Input records:
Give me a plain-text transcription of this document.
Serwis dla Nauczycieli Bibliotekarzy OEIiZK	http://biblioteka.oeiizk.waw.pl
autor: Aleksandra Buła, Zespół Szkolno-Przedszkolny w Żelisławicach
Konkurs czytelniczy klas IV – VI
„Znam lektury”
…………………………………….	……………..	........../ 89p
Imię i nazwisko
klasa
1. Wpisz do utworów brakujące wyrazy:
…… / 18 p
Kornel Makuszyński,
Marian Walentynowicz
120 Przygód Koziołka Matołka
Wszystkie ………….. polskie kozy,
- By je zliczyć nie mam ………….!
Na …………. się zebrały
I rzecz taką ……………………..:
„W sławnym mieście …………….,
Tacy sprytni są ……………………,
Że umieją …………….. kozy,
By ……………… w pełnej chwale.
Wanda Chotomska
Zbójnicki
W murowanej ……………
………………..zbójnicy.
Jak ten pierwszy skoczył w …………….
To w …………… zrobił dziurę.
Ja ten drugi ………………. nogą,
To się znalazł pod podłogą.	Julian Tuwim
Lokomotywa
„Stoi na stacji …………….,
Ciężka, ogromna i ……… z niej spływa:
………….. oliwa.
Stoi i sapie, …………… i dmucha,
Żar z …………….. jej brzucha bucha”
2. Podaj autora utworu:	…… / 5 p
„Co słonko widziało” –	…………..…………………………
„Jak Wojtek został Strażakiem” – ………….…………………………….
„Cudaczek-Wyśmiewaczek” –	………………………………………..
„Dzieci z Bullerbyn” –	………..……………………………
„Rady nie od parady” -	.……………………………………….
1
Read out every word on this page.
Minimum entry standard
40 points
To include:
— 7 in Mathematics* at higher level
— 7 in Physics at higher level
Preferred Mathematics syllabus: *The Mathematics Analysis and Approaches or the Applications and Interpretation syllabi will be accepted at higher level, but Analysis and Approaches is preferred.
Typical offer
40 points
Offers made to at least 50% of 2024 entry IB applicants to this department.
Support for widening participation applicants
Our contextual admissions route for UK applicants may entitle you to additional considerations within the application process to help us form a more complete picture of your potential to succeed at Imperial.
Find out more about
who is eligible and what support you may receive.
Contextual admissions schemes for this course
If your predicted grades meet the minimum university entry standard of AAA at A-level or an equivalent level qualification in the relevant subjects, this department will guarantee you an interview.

Exercise brief:
Reproduce the listing above word for word.

Solution for this problem:
Give me a plain-text transcription of this document.
Serwis dla Nauczycieli Bibliotekarzy OEIiZK	http://biblioteka.oeiizk.waw.pl
autor: Aleksandra Buła, Zespół Szkolno-Przedszkolny w Żelisławicach
Konkurs czytelniczy klas IV – VI
„Znam lektury”
…………………………………….	……………..	........../ 89p
Imię i nazwisko
klasa
1. Wpisz do utworów brakujące wyrazy:
…… / 18 p
Kornel Makuszyński,
Marian Walentynowicz
120 Przygód Koziołka Matołka
Wszystkie ………….. polskie kozy,
- By je zliczyć nie mam ………….!
Na …………. się zebrały
I rzecz taką ……………………..:
„W sławnym mieście …………….,
Tacy sprytni są ……………………,
Że umieją …………….. kozy,
By ……………… w pełnej chwale.
Wanda Chotomska
Zbójnicki
W murowanej ……………
………………..zbójnicy.
Jak ten pierwszy skoczył w …………….
To w …………… zrobił dziurę.
Ja ten drugi ………………. nogą,
To się znalazł pod podłogą.	Julian Tuwim
Lokomotywa
„Stoi na stacji …………….,
Ciężka, ogromna i ……… z niej spływa:
………….. oliwa.
Stoi i sapie, …………… i dmucha,
Żar z …………….. jej brzucha bucha”
2. Podaj autora utworu:	…… / 5 p
„Co słonko widziało” –	…………..…………………………
„Jak Wojtek został Strażakiem” – ………….…………………………….
„Cudaczek-Wyśmiewaczek” –	………………………………………..
„Dzieci z Bullerbyn” –	………..……………………………
„Rady nie od parady” -	.……………………………………….
1
Read out every word on this page.
Minimum entry standard
40 points
To include:
— 7 in Mathematics* at higher level
— 7 in Physics at higher level
Preferred Mathematics syllabus: *The Mathematics Analysis and Approaches or the Applications and Interpretation syllabi will be accepted at higher level, but Analysis and Approaches is preferred.
Typical offer
40 points
Offers made to at least 50% of 2024 entry IB applicants to this department.
Support for widening participation applicants
Our contextual admissions route for UK applicants may entitle you to additional considerations within the application process to help us form a more complete picture of your potential to succeed at Imperial.
Find out more about
who is eligible and what support you may receive.
Contextual admissions schemes for this course
If your predicted grades meet the minimum university entry standard of AAA at A-level or an equivalent level qualification in the relevant subjects, this department will guarantee you an interview.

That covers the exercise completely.